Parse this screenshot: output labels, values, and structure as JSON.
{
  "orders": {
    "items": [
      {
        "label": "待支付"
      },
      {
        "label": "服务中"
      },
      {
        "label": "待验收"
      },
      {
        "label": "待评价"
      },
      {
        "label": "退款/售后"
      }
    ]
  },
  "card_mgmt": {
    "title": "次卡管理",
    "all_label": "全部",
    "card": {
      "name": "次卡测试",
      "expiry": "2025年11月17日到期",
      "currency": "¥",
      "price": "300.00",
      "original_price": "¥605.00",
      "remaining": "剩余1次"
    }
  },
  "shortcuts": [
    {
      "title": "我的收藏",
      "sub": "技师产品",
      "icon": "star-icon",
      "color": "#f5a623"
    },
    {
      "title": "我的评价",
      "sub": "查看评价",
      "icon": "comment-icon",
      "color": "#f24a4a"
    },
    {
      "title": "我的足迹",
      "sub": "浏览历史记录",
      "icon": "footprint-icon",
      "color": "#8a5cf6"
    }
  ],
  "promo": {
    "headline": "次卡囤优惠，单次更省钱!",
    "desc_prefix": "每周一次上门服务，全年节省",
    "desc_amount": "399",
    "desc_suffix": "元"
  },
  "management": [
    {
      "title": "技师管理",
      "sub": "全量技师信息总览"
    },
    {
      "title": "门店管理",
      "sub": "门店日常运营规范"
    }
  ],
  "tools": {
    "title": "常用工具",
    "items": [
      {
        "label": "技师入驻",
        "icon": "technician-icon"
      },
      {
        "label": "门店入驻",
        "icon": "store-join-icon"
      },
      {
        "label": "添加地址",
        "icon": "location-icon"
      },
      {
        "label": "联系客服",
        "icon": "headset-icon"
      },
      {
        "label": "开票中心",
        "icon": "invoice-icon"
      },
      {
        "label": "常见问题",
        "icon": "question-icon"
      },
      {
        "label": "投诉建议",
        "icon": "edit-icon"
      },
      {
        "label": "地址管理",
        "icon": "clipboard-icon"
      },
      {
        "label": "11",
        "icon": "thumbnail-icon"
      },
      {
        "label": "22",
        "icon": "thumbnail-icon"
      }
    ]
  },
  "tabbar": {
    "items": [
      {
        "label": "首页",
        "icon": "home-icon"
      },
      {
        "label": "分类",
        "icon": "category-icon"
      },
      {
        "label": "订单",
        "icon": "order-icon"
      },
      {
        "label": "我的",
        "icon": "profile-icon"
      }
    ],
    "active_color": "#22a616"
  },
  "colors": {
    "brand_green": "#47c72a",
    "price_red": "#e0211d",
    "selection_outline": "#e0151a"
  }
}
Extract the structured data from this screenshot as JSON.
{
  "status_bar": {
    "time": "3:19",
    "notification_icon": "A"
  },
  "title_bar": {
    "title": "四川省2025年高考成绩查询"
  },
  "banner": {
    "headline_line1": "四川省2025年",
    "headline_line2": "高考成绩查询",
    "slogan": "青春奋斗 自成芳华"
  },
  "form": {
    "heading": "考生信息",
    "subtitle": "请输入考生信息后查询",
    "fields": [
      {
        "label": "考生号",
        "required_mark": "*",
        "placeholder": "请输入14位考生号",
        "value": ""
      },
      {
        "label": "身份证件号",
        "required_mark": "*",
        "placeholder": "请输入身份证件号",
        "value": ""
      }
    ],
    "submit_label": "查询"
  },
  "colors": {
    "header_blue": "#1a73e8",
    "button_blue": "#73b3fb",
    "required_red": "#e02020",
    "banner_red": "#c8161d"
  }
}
____________________
Using the listing above, say how many of its lines contain the string "JSON", giving nothing but the figure.

2